*What the task asks:* Print all entries precisely as they are written.

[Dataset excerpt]

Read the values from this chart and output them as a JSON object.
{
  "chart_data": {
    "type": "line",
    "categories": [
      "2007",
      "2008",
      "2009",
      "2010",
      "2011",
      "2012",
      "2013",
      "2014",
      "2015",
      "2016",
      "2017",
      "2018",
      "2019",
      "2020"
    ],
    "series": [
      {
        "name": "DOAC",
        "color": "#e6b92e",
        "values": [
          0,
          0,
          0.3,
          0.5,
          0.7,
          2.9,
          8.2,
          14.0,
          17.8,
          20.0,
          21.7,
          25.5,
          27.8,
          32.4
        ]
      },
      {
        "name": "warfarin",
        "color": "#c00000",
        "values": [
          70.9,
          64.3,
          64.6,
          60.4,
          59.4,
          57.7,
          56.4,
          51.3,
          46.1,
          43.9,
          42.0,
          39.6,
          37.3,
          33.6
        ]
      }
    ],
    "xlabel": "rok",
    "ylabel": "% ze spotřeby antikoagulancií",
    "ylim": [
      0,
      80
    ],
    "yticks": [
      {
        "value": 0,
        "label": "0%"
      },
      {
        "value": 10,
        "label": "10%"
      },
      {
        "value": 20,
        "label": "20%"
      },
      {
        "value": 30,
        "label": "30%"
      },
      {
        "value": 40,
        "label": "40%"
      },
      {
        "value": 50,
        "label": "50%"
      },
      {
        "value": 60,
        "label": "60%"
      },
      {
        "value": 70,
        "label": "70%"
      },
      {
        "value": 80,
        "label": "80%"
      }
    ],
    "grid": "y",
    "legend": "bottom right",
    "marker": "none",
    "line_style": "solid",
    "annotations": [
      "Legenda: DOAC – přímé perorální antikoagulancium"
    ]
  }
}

*Exercise solution:*
Read the values from this chart and output them as a JSON object.
{
  "chart_data": {
    "type": "line",
    "categories": [
      "2007",
      "2008",
      "2009",
      "2010",
      "2011",
      "2012",
      "2013",
      "2014",
      "2015",
      "2016",
      "2017",
      "2018",
      "2019",
      "2020"
    ],
    "series": [
      {
        "name": "DOAC",
        "color": "#e6b92e",
        "values": [
          0,
          0,
          0.3,
          0.5,
          0.7,
          2.9,
          8.2,
          14.0,
          17.8,
          20.0,
          21.7,
          25.5,
          27.8,
          32.4
        ]
      },
      {
        "name": "warfarin",
        "color": "#c00000",
        "values": [
          70.9,
          64.3,
          64.6,
          60.4,
          59.4,
          57.7,
          56.4,
          51.3,
          46.1,
          43.9,
          42.0,
          39.6,
          37.3,
          33.6
        ]
      }
    ],
    "xlabel": "rok",
    "ylabel": "% ze spotřeby antikoagulancií",
    "ylim": [
      0,
      80
    ],
    "yticks": [
      {
        "value": 0,
        "label": "0%"
      },
      {
        "value": 10,
        "label": "10%"
      },
      {
        "value": 20,
        "label": "20%"
      },
      {
        "value": 30,
        "label": "30%"
      },
      {
        "value": 40,
        "label": "40%"
      },
      {
        "value": 50,
        "label": "50%"
      },
      {
        "value": 60,
        "label": "60%"
      },
      {
        "value": 70,
        "label": "70%"
      },
      {
        "value": 80,
        "label": "80%"
      }
    ],
    "grid": "y",
    "legend": "bottom right",
    "marker": "none",
    "line_style": "solid",
    "annotations": [
      "Legenda: DOAC – přímé perorální antikoagulancium"
    ]
  }
}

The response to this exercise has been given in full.